*TASK DETAILS*: Pictures should not appear in the copy; the records themselves must be written out exactly.
═══ SUPPLIED INFORMATION ═══
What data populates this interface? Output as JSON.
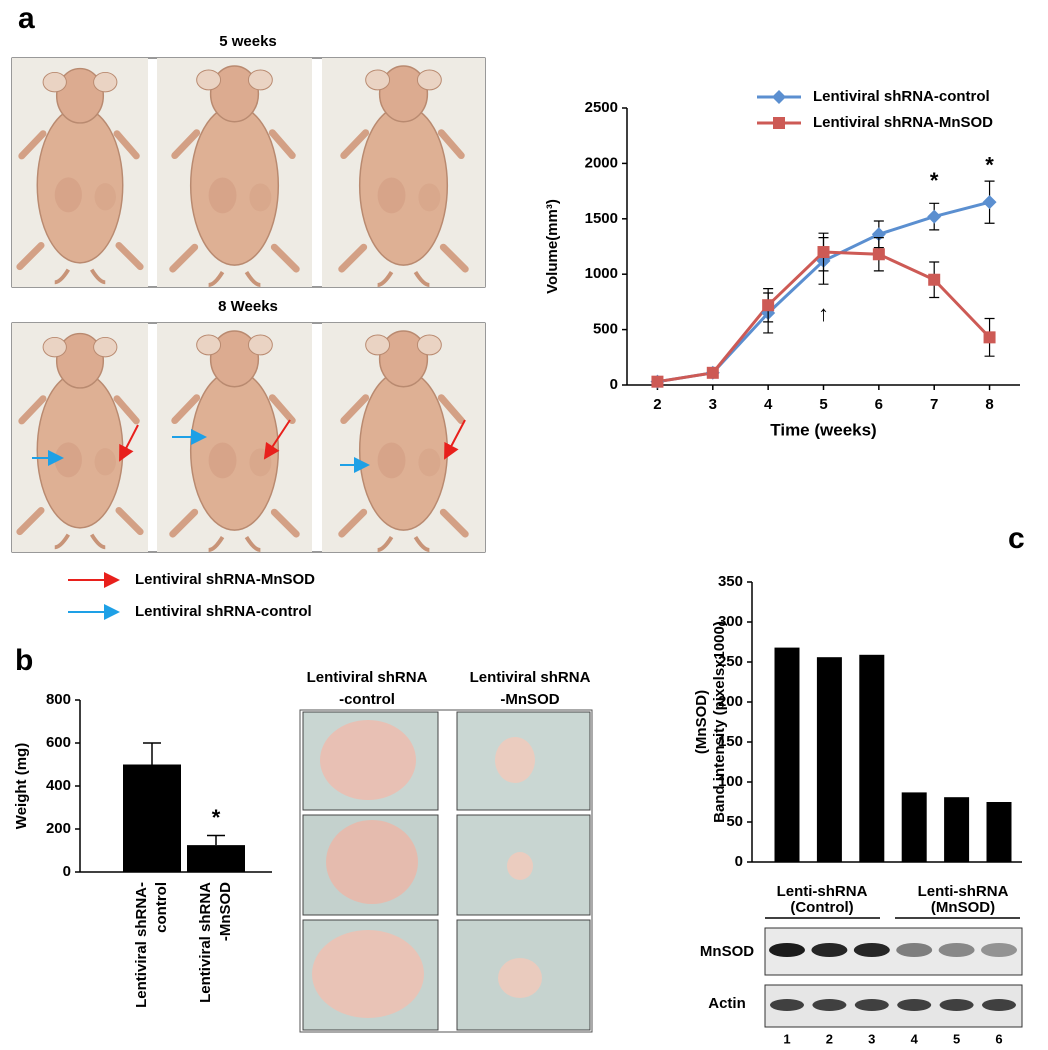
{
  "figure": {
    "panel_labels": [
      "a",
      "b",
      "c"
    ],
    "photo_titles": [
      "5 weeks",
      "8 Weeks"
    ],
    "arrow_legend": [
      "Lentiviral shRNA-MnSOD",
      "Lentiviral shRNA-control"
    ],
    "tumor_headers": [
      [
        "Lentiviral shRNA",
        "-control"
      ],
      [
        "Lentiviral shRNA",
        "-MnSOD"
      ]
    ],
    "blot": {
      "groups": [
        [
          "Lenti-shRNA",
          "(Control)"
        ],
        [
          "Lenti-shRNA",
          "(MnSOD)"
        ]
      ],
      "rows": [
        "MnSOD",
        "Actin"
      ]
    }
  },
  "chart_data": [
    {
      "type": "line",
      "y_label": "Volume(mm³)",
      "x_label": "Time (weeks)",
      "x": [
        2,
        3,
        4,
        5,
        6,
        7,
        8
      ],
      "xlim": [
        1.45,
        8.55
      ],
      "xticks": [
        2,
        3,
        4,
        5,
        6,
        7,
        8
      ],
      "ylim": [
        0,
        2500
      ],
      "yticks": [
        0,
        500,
        1000,
        1500,
        2000,
        2500
      ],
      "series": [
        {
          "name": "Lentiviral shRNA-control",
          "color": "#5b8fd0",
          "marker": "diamond",
          "values": [
            30,
            110,
            650,
            1120,
            1360,
            1520,
            1650
          ],
          "errors": [
            null,
            null,
            180,
            210,
            120,
            120,
            190
          ]
        },
        {
          "name": "Lentiviral shRNA-MnSOD",
          "color": "#cd5a55",
          "marker": "square",
          "values": [
            30,
            110,
            720,
            1200,
            1180,
            950,
            430
          ],
          "errors": [
            null,
            null,
            150,
            170,
            150,
            160,
            170
          ]
        }
      ],
      "annotations": [
        {
          "text": "↑",
          "x": 5,
          "y": 630
        },
        {
          "text": "*",
          "x": 7,
          "y": 1830
        },
        {
          "text": "*",
          "x": 8,
          "y": 1970
        }
      ]
    },
    {
      "type": "bar",
      "y_label": "Weight (mg)",
      "categories": [
        [
          "Lentiviral shRNA-",
          "control"
        ],
        [
          "Lentiviral shRNA",
          "-MnSOD"
        ]
      ],
      "values": [
        500,
        125
      ],
      "errors": [
        100,
        45
      ],
      "color": "#000000",
      "ylim": [
        0,
        800
      ],
      "yticks": [
        0,
        200,
        400,
        600,
        800
      ],
      "annotations": [
        {
          "text": "*",
          "category": 1,
          "y": 245
        }
      ]
    },
    {
      "type": "bar",
      "y_label": [
        "(MnSOD)",
        "Band intensity (pixelsx1000)"
      ],
      "categories": [
        "1",
        "2",
        "3",
        "4",
        "5",
        "6"
      ],
      "values": [
        268,
        256,
        259,
        87,
        81,
        75
      ],
      "color": "#000000",
      "ylim": [
        0,
        350
      ],
      "yticks": [
        0,
        50,
        100,
        150,
        200,
        250,
        300,
        350
      ]
    }
  ]
}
═══
*EXERCISE SOLUTION*:
What data populates this interface? Output as JSON.
{
  "figure": {
    "panel_labels": [
      "a",
      "b",
      "c"
    ],
    "photo_titles": [
      "5 weeks",
      "8 Weeks"
    ],
    "arrow_legend": [
      "Lentiviral shRNA-MnSOD",
      "Lentiviral shRNA-control"
    ],
    "tumor_headers": [
      [
        "Lentiviral shRNA",
        "-control"
      ],
      [
        "Lentiviral shRNA",
        "-MnSOD"
      ]
    ],
    "blot": {
      "groups": [
        [
          "Lenti-shRNA",
          "(Control)"
        ],
        [
          "Lenti-shRNA",
          "(MnSOD)"
        ]
      ],
      "rows": [
        "MnSOD",
        "Actin"
      ]
    }
  },
  "chart_data": [
    {
      "type": "line",
      "y_label": "Volume(mm³)",
      "x_label": "Time (weeks)",
      "x": [
        2,
        3,
        4,
        5,
        6,
        7,
        8
      ],
      "xlim": [
        1.45,
        8.55
      ],
      "xticks": [
        2,
        3,
        4,
        5,
        6,
        7,
        8
      ],
      "ylim": [
        0,
        2500
      ],
      "yticks": [
        0,
        500,
        1000,
        1500,
        2000,
        2500
      ],
      "series": [
        {
          "name": "Lentiviral shRNA-control",
          "color": "#5b8fd0",
          "marker": "diamond",
          "values": [
            30,
            110,
            650,
            1120,
            1360,
            1520,
            1650
          ],
          "errors": [
            null,
            null,
            180,
            210,
            120,
            120,
            190
          ]
        },
        {
          "name": "Lentiviral shRNA-MnSOD",
          "color": "#cd5a55",
          "marker": "square",
          "values": [
            30,
            110,
            720,
            1200,
            1180,
            950,
            430
          ],
          "errors": [
            null,
            null,
            150,
            170,
            150,
            160,
            170
          ]
        }
      ],
      "annotations": [
        {
          "text": "↑",
          "x": 5,
          "y": 630
        },
        {
          "text": "*",
          "x": 7,
          "y": 1830
        },
        {
          "text": "*",
          "x": 8,
          "y": 1970
        }
      ]
    },
    {
      "type": "bar",
      "y_label": "Weight (mg)",
      "categories": [
        [
          "Lentiviral shRNA-",
          "control"
        ],
        [
          "Lentiviral shRNA",
          "-MnSOD"
        ]
      ],
      "values": [
        500,
        125
      ],
      "errors": [
        100,
        45
      ],
      "color": "#000000",
      "ylim": [
        0,
        800
      ],
      "yticks": [
        0,
        200,
        400,
        600,
        800
      ],
      "annotations": [
        {
          "text": "*",
          "category": 1,
          "y": 245
        }
      ]
    },
    {
      "type": "bar",
      "y_label": [
        "(MnSOD)",
        "Band intensity (pixelsx1000)"
      ],
      "categories": [
        "1",
        "2",
        "3",
        "4",
        "5",
        "6"
      ],
      "values": [
        268,
        256,
        259,
        87,
        81,
        75
      ],
      "color": "#000000",
      "ylim": [
        0,
        350
      ],
      "yticks": [
        0,
        50,
        100,
        150,
        200,
        250,
        300,
        350
      ]
    }
  ]
}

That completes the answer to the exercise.